(Items from a data source)
-- -- --

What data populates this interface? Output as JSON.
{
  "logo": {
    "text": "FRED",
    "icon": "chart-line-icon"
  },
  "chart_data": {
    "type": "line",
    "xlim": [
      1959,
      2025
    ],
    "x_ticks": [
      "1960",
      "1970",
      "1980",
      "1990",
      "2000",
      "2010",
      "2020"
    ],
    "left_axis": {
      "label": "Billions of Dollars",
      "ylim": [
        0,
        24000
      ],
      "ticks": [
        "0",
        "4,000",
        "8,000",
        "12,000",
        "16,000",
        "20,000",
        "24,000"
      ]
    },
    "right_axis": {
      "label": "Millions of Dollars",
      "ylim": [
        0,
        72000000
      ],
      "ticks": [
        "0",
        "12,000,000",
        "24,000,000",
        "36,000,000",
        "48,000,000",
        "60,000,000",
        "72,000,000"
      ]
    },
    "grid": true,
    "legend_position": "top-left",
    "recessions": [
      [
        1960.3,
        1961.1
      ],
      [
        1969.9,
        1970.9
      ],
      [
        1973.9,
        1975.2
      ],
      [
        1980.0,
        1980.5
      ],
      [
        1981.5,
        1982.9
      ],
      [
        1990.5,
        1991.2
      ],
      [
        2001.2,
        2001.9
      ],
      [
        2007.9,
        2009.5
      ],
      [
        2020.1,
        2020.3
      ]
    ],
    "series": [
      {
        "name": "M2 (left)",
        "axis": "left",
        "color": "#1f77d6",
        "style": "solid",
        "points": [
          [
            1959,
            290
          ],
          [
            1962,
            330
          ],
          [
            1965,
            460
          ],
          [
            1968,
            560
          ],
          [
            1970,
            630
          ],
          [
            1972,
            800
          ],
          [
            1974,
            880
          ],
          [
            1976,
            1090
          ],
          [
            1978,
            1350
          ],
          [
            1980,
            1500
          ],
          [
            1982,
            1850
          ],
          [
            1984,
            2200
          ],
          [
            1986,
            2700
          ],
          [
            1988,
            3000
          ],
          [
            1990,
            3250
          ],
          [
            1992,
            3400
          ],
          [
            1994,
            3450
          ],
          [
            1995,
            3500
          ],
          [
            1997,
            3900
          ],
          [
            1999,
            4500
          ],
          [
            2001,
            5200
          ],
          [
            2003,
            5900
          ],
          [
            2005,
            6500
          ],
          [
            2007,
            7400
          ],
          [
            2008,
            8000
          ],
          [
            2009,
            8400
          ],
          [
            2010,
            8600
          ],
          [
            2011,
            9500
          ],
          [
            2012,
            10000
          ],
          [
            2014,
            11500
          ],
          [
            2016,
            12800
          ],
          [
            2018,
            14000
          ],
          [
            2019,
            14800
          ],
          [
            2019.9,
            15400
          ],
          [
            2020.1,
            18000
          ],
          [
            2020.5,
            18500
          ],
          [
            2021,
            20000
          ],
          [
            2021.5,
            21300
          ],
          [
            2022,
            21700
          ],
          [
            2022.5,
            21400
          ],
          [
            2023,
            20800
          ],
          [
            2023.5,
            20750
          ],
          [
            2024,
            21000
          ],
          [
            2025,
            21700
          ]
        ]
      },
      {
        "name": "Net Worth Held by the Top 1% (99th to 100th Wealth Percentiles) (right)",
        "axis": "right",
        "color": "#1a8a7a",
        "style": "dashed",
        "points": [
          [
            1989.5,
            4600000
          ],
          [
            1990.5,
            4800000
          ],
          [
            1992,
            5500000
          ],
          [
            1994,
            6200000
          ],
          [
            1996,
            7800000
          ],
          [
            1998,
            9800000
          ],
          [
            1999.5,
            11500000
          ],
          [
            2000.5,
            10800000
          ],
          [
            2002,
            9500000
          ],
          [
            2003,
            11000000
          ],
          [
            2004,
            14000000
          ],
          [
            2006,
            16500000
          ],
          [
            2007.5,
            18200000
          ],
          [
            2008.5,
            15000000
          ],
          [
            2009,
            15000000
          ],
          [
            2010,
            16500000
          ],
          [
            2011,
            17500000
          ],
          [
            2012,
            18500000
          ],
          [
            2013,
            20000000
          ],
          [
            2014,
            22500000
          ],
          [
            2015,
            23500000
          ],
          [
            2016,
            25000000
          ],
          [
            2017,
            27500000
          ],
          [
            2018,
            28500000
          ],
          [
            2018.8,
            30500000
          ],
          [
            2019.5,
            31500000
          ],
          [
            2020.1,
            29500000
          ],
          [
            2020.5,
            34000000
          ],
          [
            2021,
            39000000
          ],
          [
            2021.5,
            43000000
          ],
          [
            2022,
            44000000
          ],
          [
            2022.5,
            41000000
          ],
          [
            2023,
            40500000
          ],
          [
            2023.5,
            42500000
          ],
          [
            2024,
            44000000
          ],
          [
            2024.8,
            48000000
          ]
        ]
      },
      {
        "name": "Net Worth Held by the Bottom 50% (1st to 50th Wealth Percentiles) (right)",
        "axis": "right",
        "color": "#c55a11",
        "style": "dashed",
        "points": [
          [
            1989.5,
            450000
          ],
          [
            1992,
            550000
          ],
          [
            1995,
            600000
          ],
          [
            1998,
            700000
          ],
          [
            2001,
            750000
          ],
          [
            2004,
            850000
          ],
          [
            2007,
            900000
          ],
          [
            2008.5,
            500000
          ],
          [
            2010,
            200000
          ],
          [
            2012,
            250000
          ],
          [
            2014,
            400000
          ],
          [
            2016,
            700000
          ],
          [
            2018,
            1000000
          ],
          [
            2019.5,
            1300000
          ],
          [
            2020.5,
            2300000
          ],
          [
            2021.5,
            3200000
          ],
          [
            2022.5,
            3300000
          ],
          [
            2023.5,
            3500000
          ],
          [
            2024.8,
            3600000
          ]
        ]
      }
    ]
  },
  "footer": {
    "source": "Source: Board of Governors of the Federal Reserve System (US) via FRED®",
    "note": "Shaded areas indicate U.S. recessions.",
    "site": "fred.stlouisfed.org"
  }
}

-- -- --

» What you should do: Transcribe all of the entries without altering anything.

» Complete output:
What data populates this interface? Output as JSON.
{
  "logo": {
    "text": "FRED",
    "icon": "chart-line-icon"
  },
  "chart_data": {
    "type": "line",
    "xlim": [
      1959,
      2025
    ],
    "x_ticks": [
      "1960",
      "1970",
      "1980",
      "1990",
      "2000",
      "2010",
      "2020"
    ],
    "left_axis": {
      "label": "Billions of Dollars",
      "ylim": [
        0,
        24000
      ],
      "ticks": [
        "0",
        "4,000",
        "8,000",
        "12,000",
        "16,000",
        "20,000",
        "24,000"
      ]
    },
    "right_axis": {
      "label": "Millions of Dollars",
      "ylim": [
        0,
        72000000
      ],
      "ticks": [
        "0",
        "12,000,000",
        "24,000,000",
        "36,000,000",
        "48,000,000",
        "60,000,000",
        "72,000,000"
      ]
    },
    "grid": true,
    "legend_position": "top-left",
    "recessions": [
      [
        1960.3,
        1961.1
      ],
      [
        1969.9,
        1970.9
      ],
      [
        1973.9,
        1975.2
      ],
      [
        1980.0,
        1980.5
      ],
      [
        1981.5,
        1982.9
      ],
      [
        1990.5,
        1991.2
      ],
      [
        2001.2,
        2001.9
      ],
      [
        2007.9,
        2009.5
      ],
      [
        2020.1,
        2020.3
      ]
    ],
    "series": [
      {
        "name": "M2 (left)",
        "axis": "left",
        "color": "#1f77d6",
        "style": "solid",
        "points": [
          [
            1959,
            290
          ],
          [
            1962,
            330
          ],
          [
            1965,
            460
          ],
          [
            1968,
            560
          ],
          [
            1970,
            630
          ],
          [
            1972,
            800
          ],
          [
            1974,
            880
          ],
          [
            1976,
            1090
          ],
          [
            1978,
            1350
          ],
          [
            1980,
            1500
          ],
          [
            1982,
            1850
          ],
          [
            1984,
            2200
          ],
          [
            1986,
            2700
          ],
          [
            1988,
            3000
          ],
          [
            1990,
            3250
          ],
          [
            1992,
            3400
          ],
          [
            1994,
            3450
          ],
          [
            1995,
            3500
          ],
          [
            1997,
            3900
          ],
          [
            1999,
            4500
          ],
          [
            2001,
            5200
          ],
          [
            2003,
            5900
          ],
          [
            2005,
            6500
          ],
          [
            2007,
            7400
          ],
          [
            2008,
            8000
          ],
          [
            2009,
            8400
          ],
          [
            2010,
            8600
          ],
          [
            2011,
            9500
          ],
          [
            2012,
            10000
          ],
          [
            2014,
            11500
          ],
          [
            2016,
            12800
          ],
          [
            2018,
            14000
          ],
          [
            2019,
            14800
          ],
          [
            2019.9,
            15400
          ],
          [
            2020.1,
            18000
          ],
          [
            2020.5,
            18500
          ],
          [
            2021,
            20000
          ],
          [
            2021.5,
            21300
          ],
          [
            2022,
            21700
          ],
          [
            2022.5,
            21400
          ],
          [
            2023,
            20800
          ],
          [
            2023.5,
            20750
          ],
          [
            2024,
            21000
          ],
          [
            2025,
            21700
          ]
        ]
      },
      {
        "name": "Net Worth Held by the Top 1% (99th to 100th Wealth Percentiles) (right)",
        "axis": "right",
        "color": "#1a8a7a",
        "style": "dashed",
        "points": [
          [
            1989.5,
            4600000
          ],
          [
            1990.5,
            4800000
          ],
          [
            1992,
            5500000
          ],
          [
            1994,
            6200000
          ],
          [
            1996,
            7800000
          ],
          [
            1998,
            9800000
          ],
          [
            1999.5,
            11500000
          ],
          [
            2000.5,
            10800000
          ],
          [
            2002,
            9500000
          ],
          [
            2003,
            11000000
          ],
          [
            2004,
            14000000
          ],
          [
            2006,
            16500000
          ],
          [
            2007.5,
            18200000
          ],
          [
            2008.5,
            15000000
          ],
          [
            2009,
            15000000
          ],
          [
            2010,
            16500000
          ],
          [
            2011,
            17500000
          ],
          [
            2012,
            18500000
          ],
          [
            2013,
            20000000
          ],
          [
            2014,
            22500000
          ],
          [
            2015,
            23500000
          ],
          [
            2016,
            25000000
          ],
          [
            2017,
            27500000
          ],
          [
            2018,
            28500000
          ],
          [
            2018.8,
            30500000
          ],
          [
            2019.5,
            31500000
          ],
          [
            2020.1,
            29500000
          ],
          [
            2020.5,
            34000000
          ],
          [
            2021,
            39000000
          ],
          [
            2021.5,
            43000000
          ],
          [
            2022,
            44000000
          ],
          [
            2022.5,
            41000000
          ],
          [
            2023,
            40500000
          ],
          [
            2023.5,
            42500000
          ],
          [
            2024,
            44000000
          ],
          [
            2024.8,
            48000000
          ]
        ]
      },
      {
        "name": "Net Worth Held by the Bottom 50% (1st to 50th Wealth Percentiles) (right)",
        "axis": "right",
        "color": "#c55a11",
        "style": "dashed",
        "points": [
          [
            1989.5,
            450000
          ],
          [
            1992,
            550000
          ],
          [
            1995,
            600000
          ],
          [
            1998,
            700000
          ],
          [
            2001,
            750000
          ],
          [
            2004,
            850000
          ],
          [
            2007,
            900000
          ],
          [
            2008.5,
            500000
          ],
          [
            2010,
            200000
          ],
          [
            2012,
            250000
          ],
          [
            2014,
            400000
          ],
          [
            2016,
            700000
          ],
          [
            2018,
            1000000
          ],
          [
            2019.5,
            1300000
          ],
          [
            2020.5,
            2300000
          ],
          [
            2021.5,
            3200000
          ],
          [
            2022.5,
            3300000
          ],
          [
            2023.5,
            3500000
          ],
          [
            2024.8,
            3600000
          ]
        ]
      }
    ]
  },
  "footer": {
    "source": "Source: Board of Governors of the Federal Reserve System (US) via FRED®",
    "note": "Shaded areas indicate U.S. recessions.",
    "site": "fred.stlouisfed.org"
  }
}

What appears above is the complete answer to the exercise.